*Exercise prompt:* Copy out each line exactly as it appears.

(Stored items)
↓↓↓

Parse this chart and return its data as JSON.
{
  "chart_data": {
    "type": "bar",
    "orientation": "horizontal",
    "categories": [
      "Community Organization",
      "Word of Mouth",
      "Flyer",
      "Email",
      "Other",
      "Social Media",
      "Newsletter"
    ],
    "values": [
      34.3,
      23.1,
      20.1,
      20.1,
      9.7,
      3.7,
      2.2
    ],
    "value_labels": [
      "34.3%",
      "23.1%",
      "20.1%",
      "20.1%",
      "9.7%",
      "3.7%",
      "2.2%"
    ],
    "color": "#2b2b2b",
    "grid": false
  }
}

↑↑↑

*Solution to this exercise:*
Parse this chart and return its data as JSON.
{
  "chart_data": {
    "type": "bar",
    "orientation": "horizontal",
    "categories": [
      "Community Organization",
      "Word of Mouth",
      "Flyer",
      "Email",
      "Other",
      "Social Media",
      "Newsletter"
    ],
    "values": [
      34.3,
      23.1,
      20.1,
      20.1,
      9.7,
      3.7,
      2.2
    ],
    "value_labels": [
      "34.3%",
      "23.1%",
      "20.1%",
      "20.1%",
      "9.7%",
      "3.7%",
      "2.2%"
    ],
    "color": "#2b2b2b",
    "grid": false
  }
}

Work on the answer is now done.